• **WHAT YOU NEED TO DO**
Gather every line below where "OTÉK" appears.

• **DATA SUPPLIED**
+---+
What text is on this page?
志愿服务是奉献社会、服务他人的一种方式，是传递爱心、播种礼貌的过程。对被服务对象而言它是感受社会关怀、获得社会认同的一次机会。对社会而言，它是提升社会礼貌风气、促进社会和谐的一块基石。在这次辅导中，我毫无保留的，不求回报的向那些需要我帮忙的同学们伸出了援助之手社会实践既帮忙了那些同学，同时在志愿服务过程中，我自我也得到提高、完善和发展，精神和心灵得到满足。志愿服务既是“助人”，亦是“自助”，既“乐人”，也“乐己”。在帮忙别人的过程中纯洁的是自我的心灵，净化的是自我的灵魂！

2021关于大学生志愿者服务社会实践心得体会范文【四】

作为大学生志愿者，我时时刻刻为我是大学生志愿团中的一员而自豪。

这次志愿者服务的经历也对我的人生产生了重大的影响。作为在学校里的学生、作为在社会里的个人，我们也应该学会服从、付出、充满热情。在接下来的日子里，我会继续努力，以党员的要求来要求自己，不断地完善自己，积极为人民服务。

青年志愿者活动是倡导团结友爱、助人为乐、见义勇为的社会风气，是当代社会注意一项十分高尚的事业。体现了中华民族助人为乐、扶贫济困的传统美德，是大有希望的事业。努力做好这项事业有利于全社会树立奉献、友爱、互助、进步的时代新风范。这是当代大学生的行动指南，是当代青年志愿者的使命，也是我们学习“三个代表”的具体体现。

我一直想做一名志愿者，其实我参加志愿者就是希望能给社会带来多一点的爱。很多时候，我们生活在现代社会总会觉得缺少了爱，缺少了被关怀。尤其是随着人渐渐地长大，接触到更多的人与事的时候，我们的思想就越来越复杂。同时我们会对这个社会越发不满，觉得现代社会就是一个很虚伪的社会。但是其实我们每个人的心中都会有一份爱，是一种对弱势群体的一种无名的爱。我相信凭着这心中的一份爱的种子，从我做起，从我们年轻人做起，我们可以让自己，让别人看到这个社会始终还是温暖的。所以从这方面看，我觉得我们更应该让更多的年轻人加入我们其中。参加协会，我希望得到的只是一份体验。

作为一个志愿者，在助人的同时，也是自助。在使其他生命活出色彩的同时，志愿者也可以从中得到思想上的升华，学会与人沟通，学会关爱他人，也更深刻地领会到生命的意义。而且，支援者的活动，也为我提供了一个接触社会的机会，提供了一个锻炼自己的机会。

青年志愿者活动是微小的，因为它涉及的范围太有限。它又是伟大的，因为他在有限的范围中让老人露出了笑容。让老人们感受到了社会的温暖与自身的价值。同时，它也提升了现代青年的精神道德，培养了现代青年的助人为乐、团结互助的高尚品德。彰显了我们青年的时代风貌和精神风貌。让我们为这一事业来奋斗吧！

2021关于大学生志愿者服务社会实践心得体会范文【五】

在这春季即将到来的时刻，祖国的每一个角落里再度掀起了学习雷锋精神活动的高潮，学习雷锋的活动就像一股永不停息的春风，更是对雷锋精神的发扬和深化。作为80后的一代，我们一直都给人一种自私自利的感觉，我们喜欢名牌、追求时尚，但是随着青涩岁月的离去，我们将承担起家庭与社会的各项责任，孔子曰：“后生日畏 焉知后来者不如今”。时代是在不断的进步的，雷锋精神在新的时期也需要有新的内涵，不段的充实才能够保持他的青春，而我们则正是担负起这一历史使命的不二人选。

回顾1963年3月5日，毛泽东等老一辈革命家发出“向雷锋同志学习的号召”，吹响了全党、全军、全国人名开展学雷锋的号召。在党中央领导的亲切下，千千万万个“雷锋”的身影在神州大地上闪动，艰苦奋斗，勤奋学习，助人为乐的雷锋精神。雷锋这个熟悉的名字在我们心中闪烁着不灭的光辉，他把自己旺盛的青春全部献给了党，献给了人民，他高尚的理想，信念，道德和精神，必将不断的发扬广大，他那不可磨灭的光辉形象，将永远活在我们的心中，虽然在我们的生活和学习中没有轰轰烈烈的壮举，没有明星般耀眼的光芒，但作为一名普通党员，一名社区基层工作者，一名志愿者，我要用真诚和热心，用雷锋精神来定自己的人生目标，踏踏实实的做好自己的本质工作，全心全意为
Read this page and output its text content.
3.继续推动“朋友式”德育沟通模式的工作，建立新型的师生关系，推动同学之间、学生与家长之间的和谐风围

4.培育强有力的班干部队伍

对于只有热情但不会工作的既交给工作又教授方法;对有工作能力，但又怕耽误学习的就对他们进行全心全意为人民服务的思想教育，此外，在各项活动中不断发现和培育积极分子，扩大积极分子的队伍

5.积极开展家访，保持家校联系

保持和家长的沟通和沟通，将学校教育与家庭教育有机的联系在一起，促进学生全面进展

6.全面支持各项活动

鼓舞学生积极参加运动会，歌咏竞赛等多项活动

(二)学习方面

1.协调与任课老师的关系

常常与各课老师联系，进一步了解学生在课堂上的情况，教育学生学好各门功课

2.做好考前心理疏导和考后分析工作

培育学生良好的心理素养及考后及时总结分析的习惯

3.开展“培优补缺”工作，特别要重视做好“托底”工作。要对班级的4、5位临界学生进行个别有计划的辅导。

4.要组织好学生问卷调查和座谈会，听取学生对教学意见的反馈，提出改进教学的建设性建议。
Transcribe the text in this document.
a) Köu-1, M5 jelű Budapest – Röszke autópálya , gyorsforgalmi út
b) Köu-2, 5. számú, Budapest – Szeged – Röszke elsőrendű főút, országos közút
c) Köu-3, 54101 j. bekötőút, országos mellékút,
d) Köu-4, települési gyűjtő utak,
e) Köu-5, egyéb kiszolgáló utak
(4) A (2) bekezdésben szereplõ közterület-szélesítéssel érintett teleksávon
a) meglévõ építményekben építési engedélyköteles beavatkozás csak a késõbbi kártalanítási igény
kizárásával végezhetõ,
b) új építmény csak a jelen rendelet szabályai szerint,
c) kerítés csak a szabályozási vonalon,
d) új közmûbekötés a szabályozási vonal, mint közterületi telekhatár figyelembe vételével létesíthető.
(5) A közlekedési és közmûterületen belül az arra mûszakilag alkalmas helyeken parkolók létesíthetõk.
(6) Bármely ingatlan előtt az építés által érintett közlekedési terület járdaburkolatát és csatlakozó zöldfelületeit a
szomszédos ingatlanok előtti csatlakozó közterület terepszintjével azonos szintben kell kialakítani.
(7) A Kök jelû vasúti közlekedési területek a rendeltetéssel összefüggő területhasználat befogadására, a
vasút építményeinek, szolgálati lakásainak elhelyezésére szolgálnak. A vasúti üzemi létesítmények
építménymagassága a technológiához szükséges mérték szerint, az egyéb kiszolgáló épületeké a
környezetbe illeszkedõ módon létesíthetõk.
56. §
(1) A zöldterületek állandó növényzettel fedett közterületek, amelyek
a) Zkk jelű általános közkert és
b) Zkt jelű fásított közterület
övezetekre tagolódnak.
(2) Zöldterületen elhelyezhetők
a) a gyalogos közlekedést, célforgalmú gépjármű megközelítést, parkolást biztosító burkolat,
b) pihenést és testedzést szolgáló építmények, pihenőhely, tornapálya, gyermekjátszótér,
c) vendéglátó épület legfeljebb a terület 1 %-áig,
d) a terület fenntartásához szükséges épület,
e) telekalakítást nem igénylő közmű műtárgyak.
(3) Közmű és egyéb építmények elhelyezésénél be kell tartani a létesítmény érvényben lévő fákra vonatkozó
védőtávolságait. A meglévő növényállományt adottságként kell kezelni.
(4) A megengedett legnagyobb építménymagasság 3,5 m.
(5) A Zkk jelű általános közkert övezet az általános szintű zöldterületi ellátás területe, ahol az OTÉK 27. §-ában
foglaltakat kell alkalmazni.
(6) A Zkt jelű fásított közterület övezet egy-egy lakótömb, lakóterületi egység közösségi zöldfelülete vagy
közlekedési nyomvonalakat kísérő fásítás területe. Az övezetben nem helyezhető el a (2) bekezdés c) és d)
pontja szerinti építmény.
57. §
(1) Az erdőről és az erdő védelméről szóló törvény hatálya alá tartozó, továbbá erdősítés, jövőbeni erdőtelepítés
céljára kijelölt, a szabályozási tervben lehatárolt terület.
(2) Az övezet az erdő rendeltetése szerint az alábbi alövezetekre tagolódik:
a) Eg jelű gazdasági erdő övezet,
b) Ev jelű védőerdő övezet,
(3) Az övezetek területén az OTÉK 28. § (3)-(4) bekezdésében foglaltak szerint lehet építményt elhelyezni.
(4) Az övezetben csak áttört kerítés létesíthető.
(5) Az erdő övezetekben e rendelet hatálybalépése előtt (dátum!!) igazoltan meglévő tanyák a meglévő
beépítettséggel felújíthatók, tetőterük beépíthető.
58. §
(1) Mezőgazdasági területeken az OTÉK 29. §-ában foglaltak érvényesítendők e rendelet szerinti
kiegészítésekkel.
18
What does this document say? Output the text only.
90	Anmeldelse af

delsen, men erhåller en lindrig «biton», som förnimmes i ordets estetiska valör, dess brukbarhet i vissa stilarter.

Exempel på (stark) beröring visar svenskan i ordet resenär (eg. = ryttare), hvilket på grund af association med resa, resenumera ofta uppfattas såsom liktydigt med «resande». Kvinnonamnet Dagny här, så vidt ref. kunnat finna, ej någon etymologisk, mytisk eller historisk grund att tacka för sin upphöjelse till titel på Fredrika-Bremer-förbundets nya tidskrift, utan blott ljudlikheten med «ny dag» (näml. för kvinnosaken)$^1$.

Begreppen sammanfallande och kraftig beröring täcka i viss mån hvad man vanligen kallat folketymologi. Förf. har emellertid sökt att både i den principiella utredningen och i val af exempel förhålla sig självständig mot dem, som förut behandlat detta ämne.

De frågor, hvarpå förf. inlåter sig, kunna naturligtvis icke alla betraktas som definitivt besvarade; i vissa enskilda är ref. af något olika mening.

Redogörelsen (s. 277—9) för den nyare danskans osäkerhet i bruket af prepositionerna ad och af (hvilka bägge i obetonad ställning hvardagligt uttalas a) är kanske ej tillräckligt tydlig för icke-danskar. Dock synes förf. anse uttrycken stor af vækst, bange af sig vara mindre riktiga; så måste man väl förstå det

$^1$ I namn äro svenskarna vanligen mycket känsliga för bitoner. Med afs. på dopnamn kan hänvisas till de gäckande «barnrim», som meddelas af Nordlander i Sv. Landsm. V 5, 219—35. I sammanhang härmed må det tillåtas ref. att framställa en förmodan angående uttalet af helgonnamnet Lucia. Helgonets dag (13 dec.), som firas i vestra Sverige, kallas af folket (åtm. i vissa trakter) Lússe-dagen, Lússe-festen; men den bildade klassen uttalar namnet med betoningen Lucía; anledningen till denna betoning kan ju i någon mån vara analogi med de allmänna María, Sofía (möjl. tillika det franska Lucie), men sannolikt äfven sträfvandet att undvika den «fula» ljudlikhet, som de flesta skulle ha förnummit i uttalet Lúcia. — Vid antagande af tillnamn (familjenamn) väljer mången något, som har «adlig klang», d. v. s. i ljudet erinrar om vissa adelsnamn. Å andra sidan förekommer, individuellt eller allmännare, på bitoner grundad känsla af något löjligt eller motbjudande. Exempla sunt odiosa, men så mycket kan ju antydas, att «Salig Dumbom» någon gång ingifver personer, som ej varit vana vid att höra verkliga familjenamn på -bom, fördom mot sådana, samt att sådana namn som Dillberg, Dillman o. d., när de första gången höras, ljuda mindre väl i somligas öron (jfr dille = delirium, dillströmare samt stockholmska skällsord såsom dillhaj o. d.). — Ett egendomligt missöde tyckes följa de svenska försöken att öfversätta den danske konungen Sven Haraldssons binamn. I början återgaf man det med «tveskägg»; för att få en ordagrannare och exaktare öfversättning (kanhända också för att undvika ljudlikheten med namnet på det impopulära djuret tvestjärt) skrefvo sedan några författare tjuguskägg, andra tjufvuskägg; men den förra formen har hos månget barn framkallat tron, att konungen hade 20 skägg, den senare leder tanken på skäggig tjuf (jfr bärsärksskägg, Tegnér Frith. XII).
+---+
• **RESPONSE FOR THIS EXERCISE**
(5) A Zkk jelű általános közkert övezet az általános szintű zöldterületi ellátás területe, ahol az OTÉK 27. §-ában
(3) Az övezetek területén az OTÉK 28. § (3)-(4) bekezdésében foglaltak szerint lehet építményt elhelyezni.
(1) Mezőgazdasági területeken az OTÉK 29. §-ában foglaltak érvényesítendők e rendelet szerinti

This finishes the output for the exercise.